**Entries shown:**
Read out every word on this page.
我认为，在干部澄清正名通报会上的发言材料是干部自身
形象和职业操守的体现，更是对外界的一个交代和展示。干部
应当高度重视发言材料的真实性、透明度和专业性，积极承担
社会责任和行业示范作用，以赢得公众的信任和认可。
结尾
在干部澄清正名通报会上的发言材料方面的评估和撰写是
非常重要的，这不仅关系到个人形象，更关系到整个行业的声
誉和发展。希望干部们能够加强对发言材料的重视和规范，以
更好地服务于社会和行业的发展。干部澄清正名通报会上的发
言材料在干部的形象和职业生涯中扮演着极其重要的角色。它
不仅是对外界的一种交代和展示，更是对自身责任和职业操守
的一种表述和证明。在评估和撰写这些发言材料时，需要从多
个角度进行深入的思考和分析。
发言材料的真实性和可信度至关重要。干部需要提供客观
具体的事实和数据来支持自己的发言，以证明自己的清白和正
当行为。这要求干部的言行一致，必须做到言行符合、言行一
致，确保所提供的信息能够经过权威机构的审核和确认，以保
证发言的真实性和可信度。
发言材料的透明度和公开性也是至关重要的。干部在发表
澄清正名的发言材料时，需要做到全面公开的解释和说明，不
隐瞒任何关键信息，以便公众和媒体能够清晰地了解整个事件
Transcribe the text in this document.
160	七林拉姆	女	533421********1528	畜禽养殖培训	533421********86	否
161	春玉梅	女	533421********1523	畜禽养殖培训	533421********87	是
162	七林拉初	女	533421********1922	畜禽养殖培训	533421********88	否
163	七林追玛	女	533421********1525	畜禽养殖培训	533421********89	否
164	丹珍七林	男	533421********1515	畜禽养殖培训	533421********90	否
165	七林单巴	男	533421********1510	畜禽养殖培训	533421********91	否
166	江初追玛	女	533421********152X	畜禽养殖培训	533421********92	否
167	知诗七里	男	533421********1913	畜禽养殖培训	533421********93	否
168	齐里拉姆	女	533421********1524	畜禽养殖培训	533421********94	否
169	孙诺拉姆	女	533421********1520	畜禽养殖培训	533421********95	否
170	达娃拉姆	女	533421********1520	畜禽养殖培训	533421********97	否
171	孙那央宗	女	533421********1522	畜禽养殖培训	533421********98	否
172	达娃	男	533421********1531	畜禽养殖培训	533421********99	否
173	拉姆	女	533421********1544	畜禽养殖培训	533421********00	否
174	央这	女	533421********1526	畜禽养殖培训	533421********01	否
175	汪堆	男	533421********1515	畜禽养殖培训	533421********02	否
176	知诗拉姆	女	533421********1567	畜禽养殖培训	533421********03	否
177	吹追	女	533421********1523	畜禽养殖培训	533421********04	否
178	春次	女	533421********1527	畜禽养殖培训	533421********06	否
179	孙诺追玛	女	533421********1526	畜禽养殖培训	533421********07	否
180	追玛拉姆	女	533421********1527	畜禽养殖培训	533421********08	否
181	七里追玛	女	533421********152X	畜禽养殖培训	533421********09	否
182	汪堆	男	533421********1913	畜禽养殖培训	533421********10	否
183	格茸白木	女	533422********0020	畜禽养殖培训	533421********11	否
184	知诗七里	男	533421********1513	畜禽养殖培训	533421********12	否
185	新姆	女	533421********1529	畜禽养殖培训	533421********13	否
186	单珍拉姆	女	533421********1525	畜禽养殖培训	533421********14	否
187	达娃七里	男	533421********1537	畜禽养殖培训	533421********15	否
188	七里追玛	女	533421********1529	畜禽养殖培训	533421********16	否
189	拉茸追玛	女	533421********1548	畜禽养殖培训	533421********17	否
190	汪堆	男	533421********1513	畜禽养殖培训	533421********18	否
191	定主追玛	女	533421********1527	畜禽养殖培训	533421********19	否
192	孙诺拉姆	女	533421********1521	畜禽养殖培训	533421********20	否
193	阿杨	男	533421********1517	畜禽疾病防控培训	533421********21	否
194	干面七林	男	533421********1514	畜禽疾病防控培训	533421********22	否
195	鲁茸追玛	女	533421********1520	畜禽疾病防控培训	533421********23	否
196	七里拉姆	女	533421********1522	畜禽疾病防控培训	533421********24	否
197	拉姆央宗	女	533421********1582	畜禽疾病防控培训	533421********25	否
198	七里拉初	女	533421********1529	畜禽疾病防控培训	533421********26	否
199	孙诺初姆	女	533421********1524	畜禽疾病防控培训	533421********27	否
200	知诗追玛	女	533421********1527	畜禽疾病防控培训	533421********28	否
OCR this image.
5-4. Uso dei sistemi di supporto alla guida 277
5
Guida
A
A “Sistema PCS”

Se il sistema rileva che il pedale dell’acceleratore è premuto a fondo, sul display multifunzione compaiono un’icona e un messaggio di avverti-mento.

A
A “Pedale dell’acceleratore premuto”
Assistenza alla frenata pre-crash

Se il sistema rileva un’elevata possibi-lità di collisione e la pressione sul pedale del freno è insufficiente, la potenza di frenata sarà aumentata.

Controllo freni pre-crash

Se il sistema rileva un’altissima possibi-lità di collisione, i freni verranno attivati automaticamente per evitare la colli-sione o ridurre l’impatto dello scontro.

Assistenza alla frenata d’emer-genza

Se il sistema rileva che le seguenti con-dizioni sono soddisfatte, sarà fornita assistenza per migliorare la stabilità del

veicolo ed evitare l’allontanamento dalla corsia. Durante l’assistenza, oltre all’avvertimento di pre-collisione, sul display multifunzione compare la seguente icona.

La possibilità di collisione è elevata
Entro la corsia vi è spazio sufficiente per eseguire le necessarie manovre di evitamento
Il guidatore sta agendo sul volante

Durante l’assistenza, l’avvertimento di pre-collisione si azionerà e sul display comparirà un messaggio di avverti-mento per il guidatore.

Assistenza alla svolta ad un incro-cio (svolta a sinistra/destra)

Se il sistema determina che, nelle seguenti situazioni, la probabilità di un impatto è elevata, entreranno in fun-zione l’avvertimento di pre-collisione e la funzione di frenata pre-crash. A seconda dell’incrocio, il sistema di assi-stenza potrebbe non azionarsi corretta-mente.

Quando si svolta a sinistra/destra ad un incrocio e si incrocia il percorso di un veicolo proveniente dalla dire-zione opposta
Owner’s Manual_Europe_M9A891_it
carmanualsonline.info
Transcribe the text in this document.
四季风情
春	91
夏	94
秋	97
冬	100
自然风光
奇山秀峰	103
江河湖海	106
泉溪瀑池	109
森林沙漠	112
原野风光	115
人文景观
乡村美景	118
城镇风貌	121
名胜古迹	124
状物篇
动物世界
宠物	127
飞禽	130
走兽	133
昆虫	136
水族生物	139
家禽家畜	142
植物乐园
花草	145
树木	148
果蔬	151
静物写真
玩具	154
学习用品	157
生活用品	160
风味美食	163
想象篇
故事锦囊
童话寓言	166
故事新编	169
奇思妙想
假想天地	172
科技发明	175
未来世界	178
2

**Brief:** Show the lines of the data that hold the word "guidatore".

**Solution for this problem:**
Il guidatore sta agendo sul volante
Durante l’assistenza, l’avvertimento di pre-collisione si azionerà e sul display comparirà un messaggio di avverti-mento per il guidatore.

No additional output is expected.